== SET TASK ==
Write out every line below that includes the word "Output".

== EXERCISE INPUTS ==

━━━━

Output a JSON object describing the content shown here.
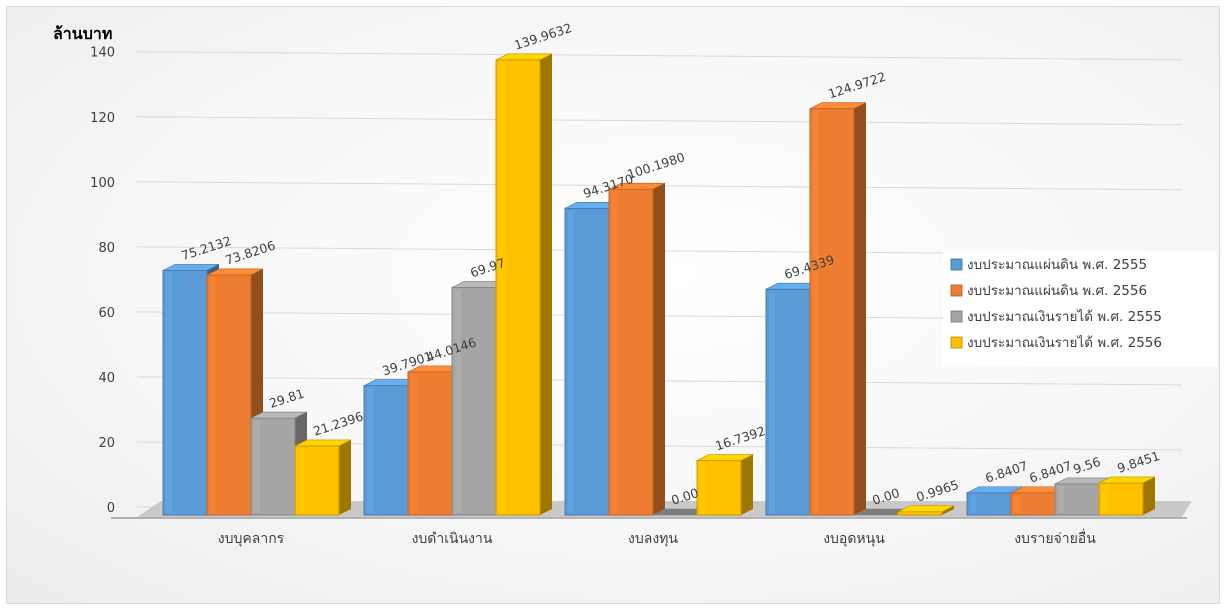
{
  "chart_data": {
    "type": "bar",
    "style": "3d-clustered-column",
    "unit_label": "ล้านบาท",
    "categories": [
      "งบบุคลากร",
      "งบดำเนินงาน",
      "งบลงทุน",
      "งบอุดหนุน",
      "งบรายจ่ายอื่น"
    ],
    "series": [
      {
        "name": "งบประมาณแผ่นดิน พ.ศ. 2555",
        "color": "#5B9BD5",
        "values": [
          75.2132,
          39.7901,
          94.317,
          69.4339,
          6.8407
        ],
        "labels": [
          "75.2132",
          "39.7901",
          "94.3170",
          "69.4339",
          "6.8407"
        ]
      },
      {
        "name": "งบประมาณแผ่นดิน พ.ศ. 2556",
        "color": "#ED7D31",
        "values": [
          73.8206,
          44.0146,
          100.198,
          124.9722,
          6.8407
        ],
        "labels": [
          "73.8206",
          "44.0146",
          "100.1980",
          "124.9722",
          "6.8407"
        ]
      },
      {
        "name": "งบประมาณเงินรายได้ พ.ศ. 2555",
        "color": "#A5A5A5",
        "values": [
          29.81,
          69.97,
          0,
          0,
          9.56
        ],
        "labels": [
          "29.81",
          "69.97",
          "0.00",
          "0.00",
          "9.56"
        ]
      },
      {
        "name": "งบประมาณเงินรายได้ พ.ศ. 2556",
        "color": "#FFC000",
        "values": [
          21.2396,
          139.9632,
          16.7392,
          0.9965,
          9.8451
        ],
        "labels": [
          "21.2396",
          "139.9632",
          "16.7392",
          "0.9965",
          "9.8451"
        ]
      }
    ],
    "y_ticks": [
      "0",
      "20",
      "40",
      "60",
      "80",
      "100",
      "120",
      "140"
    ],
    "ylim": [
      0,
      140
    ],
    "grid": true,
    "legend_position": "right"
  }
}
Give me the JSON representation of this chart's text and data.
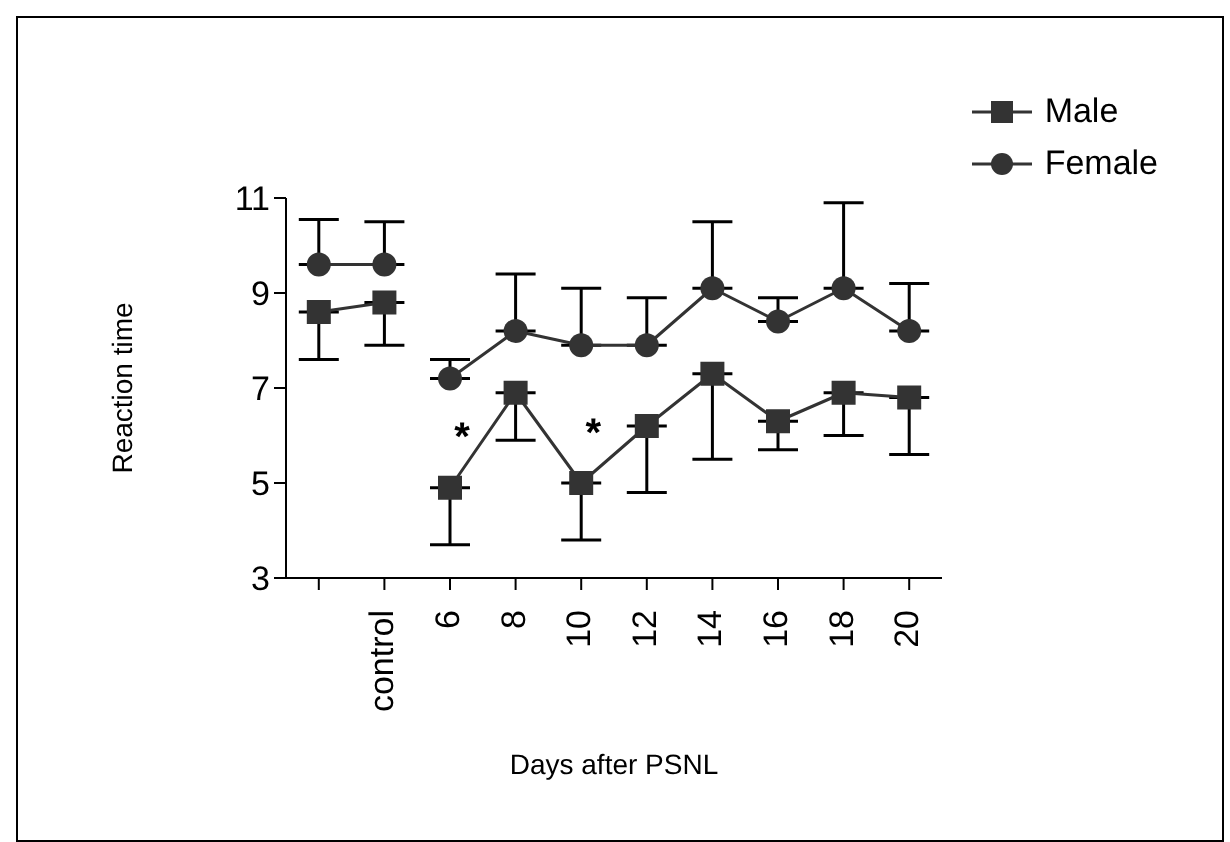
{
  "chart_data": {
    "type": "line",
    "xlabel": "Days after PSNL",
    "ylabel": "Reaction time",
    "categories": [
      null,
      "control",
      "6",
      "8",
      "10",
      "12",
      "14",
      "16",
      "18",
      "20"
    ],
    "ylim": [
      3,
      11
    ],
    "yticks": [
      3,
      5,
      7,
      9,
      11
    ],
    "grid": false,
    "legend": "top right",
    "annotations": [
      {
        "text": "*",
        "x": "6",
        "y": 4.9
      },
      {
        "text": "*",
        "x": "10",
        "y": 5.0
      }
    ],
    "series": [
      {
        "name": "Male",
        "color": "#333333",
        "marker": "square",
        "values": [
          null,
          null,
          4.9,
          6.9,
          5.0,
          6.2,
          7.3,
          6.3,
          6.9,
          6.8
        ],
        "errors": [
          null,
          null,
          [
            3.7,
            4.9
          ],
          [
            5.9,
            6.9
          ],
          [
            3.8,
            5.0
          ],
          [
            4.8,
            6.2
          ],
          [
            5.5,
            7.3
          ],
          [
            5.7,
            6.3
          ],
          [
            6.0,
            6.9
          ],
          [
            5.6,
            6.8
          ]
        ]
      },
      {
        "color": "#333333",
        "marker": "square",
        "values": [
          8.6,
          8.8,
          null,
          null,
          null,
          null,
          null,
          null,
          null,
          null
        ],
        "errors": [
          [
            7.6,
            8.6
          ],
          [
            7.9,
            8.8
          ],
          null,
          null,
          null,
          null,
          null,
          null,
          null,
          null
        ]
      },
      {
        "name": "Female",
        "color": "#333333",
        "marker": "circle",
        "values": [
          null,
          null,
          7.2,
          8.2,
          7.9,
          7.9,
          9.1,
          8.4,
          9.1,
          8.2
        ],
        "errors": [
          null,
          null,
          [
            7.2,
            7.6
          ],
          [
            8.2,
            9.4
          ],
          [
            7.9,
            9.1
          ],
          [
            7.9,
            8.9
          ],
          [
            9.1,
            10.5
          ],
          [
            8.4,
            8.9
          ],
          [
            9.1,
            10.9
          ],
          [
            8.2,
            9.2
          ]
        ]
      },
      {
        "color": "#333333",
        "marker": "circle",
        "values": [
          9.6,
          9.6,
          null,
          null,
          null,
          null,
          null,
          null,
          null,
          null
        ],
        "errors": [
          [
            9.6,
            10.55
          ],
          [
            9.6,
            10.5
          ],
          null,
          null,
          null,
          null,
          null,
          null,
          null,
          null
        ]
      }
    ]
  }
}
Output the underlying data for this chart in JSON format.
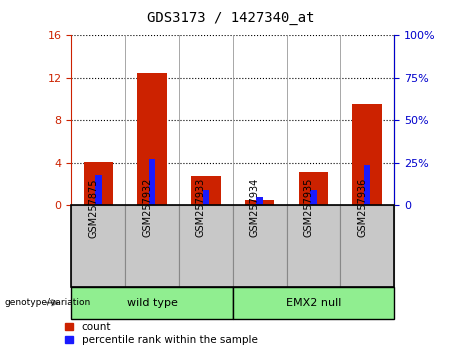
{
  "title": "GDS3173 / 1427340_at",
  "categories": [
    "GSM257875",
    "GSM257932",
    "GSM257933",
    "GSM257934",
    "GSM257935",
    "GSM257936"
  ],
  "red_values": [
    4.1,
    12.5,
    2.8,
    0.5,
    3.1,
    9.5
  ],
  "blue_pct": [
    18,
    27,
    9,
    5,
    9,
    24
  ],
  "ylim_left": [
    0,
    16
  ],
  "ylim_right": [
    0,
    100
  ],
  "yticks_left": [
    0,
    4,
    8,
    12,
    16
  ],
  "yticks_right": [
    0,
    25,
    50,
    75,
    100
  ],
  "group_labels": [
    "wild type",
    "EMX2 null"
  ],
  "group_ranges": [
    [
      0,
      3
    ],
    [
      3,
      6
    ]
  ],
  "group_color": "#90EE90",
  "geno_label": "genotype/variation",
  "legend_red": "count",
  "legend_blue": "percentile rank within the sample",
  "red_bar_width": 0.55,
  "blue_bar_width": 0.12,
  "left_axis_color": "#cc2200",
  "right_axis_color": "#0000cc",
  "title_fontsize": 10,
  "tick_fontsize": 8,
  "cat_fontsize": 7,
  "legend_fontsize": 7.5,
  "group_fontsize": 8
}
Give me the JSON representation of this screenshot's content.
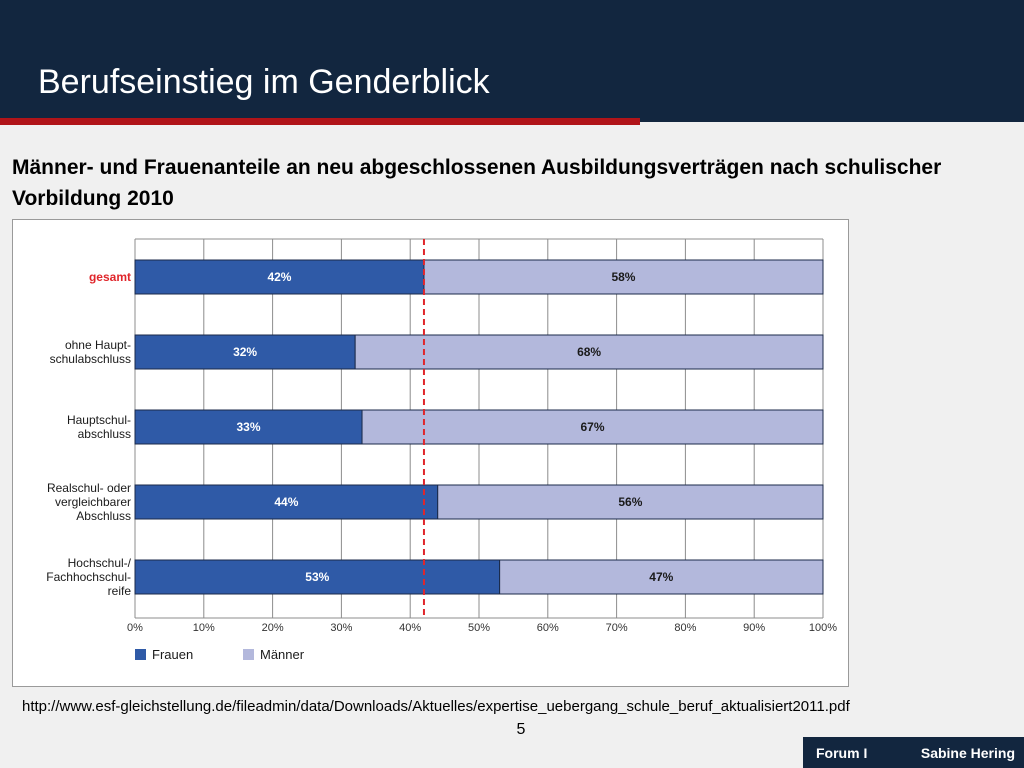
{
  "slide": {
    "title": "Berufseinstieg im Genderblick",
    "subtitle": "Männer- und Frauenanteile an neu abgeschlossenen Ausbildungsverträgen nach schulischer Vorbildung 2010",
    "source": "http://www.esf-gleichstellung.de/fileadmin/data/Downloads/Aktuelles/expertise_uebergang_schule_beruf_aktualisiert2011.pdf",
    "page_number": "5",
    "footer_left": "Forum I",
    "footer_right": "Sabine Hering"
  },
  "colors": {
    "header_bg": "#12263f",
    "accent_red": "#b01419",
    "frauen": "#2f5aa7",
    "maenner": "#b3b8dc",
    "highlight_label": "#e0262b"
  },
  "chart_data": {
    "type": "bar",
    "orientation": "horizontal",
    "stacked": true,
    "categories": [
      {
        "label": [
          "gesamt"
        ],
        "highlight": true
      },
      {
        "label": [
          "ohne Haupt-",
          "schulabschluss"
        ],
        "highlight": false
      },
      {
        "label": [
          "Hauptschul-",
          "abschluss"
        ],
        "highlight": false
      },
      {
        "label": [
          "Realschul- oder",
          "vergleichbarer",
          "Abschluss"
        ],
        "highlight": false
      },
      {
        "label": [
          "Hochschul-/",
          "Fachhochschul-",
          "reife"
        ],
        "highlight": false
      }
    ],
    "series": [
      {
        "name": "Frauen",
        "values": [
          42,
          32,
          33,
          44,
          53
        ],
        "labels": [
          "42%",
          "32%",
          "33%",
          "44%",
          "53%"
        ]
      },
      {
        "name": "Männer",
        "values": [
          58,
          68,
          67,
          56,
          47
        ],
        "labels": [
          "58%",
          "68%",
          "67%",
          "56%",
          "47%"
        ]
      }
    ],
    "x_ticks": [
      "0%",
      "10%",
      "20%",
      "30%",
      "40%",
      "50%",
      "60%",
      "70%",
      "80%",
      "90%",
      "100%"
    ],
    "xlim": [
      0,
      100
    ],
    "reference_line": 42,
    "grid": true,
    "legend_position": "bottom-left"
  }
}
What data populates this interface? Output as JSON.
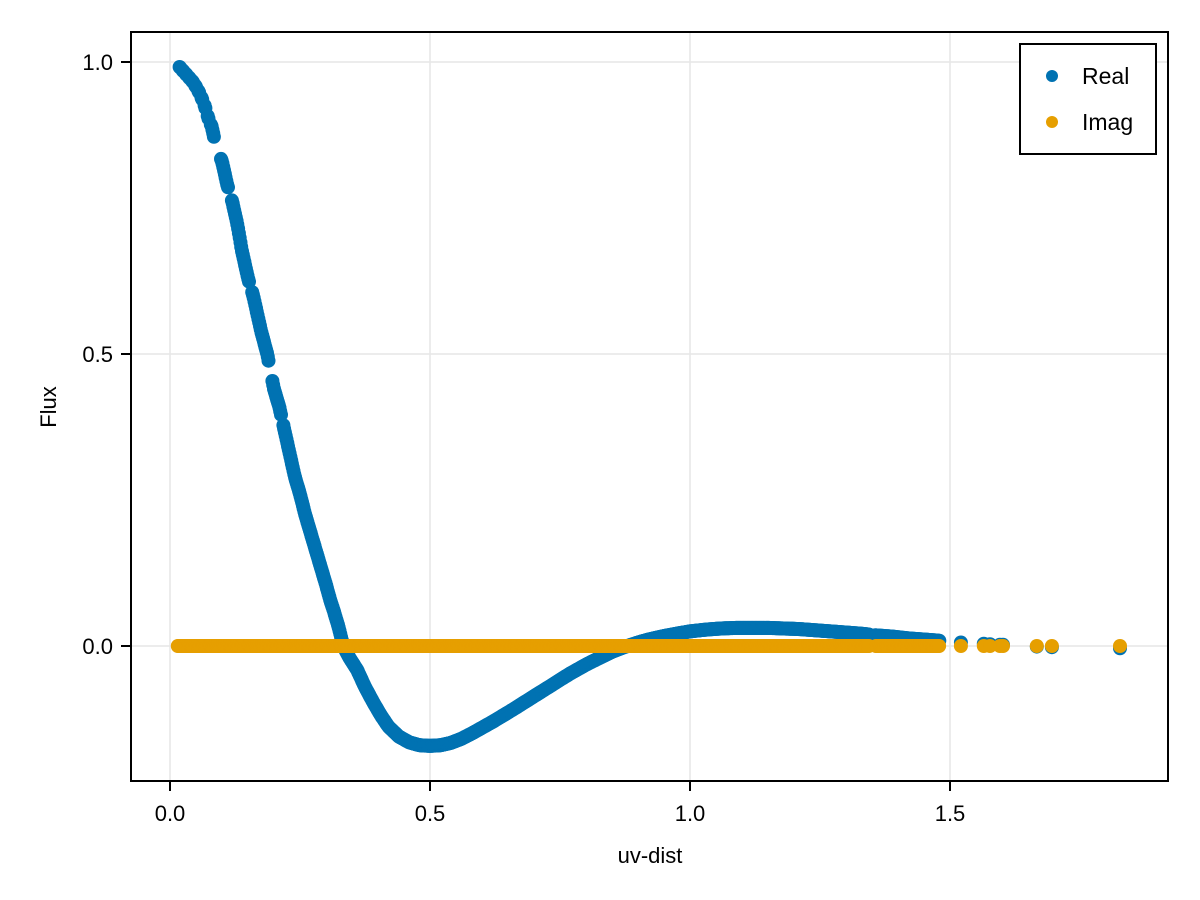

━━━━

== RESULT FOR THIS TASK ==
Output a JSON object describing the content shown here.
Output the underlying data for this chart in JSON format.
What data populates this interface? Output as JSON.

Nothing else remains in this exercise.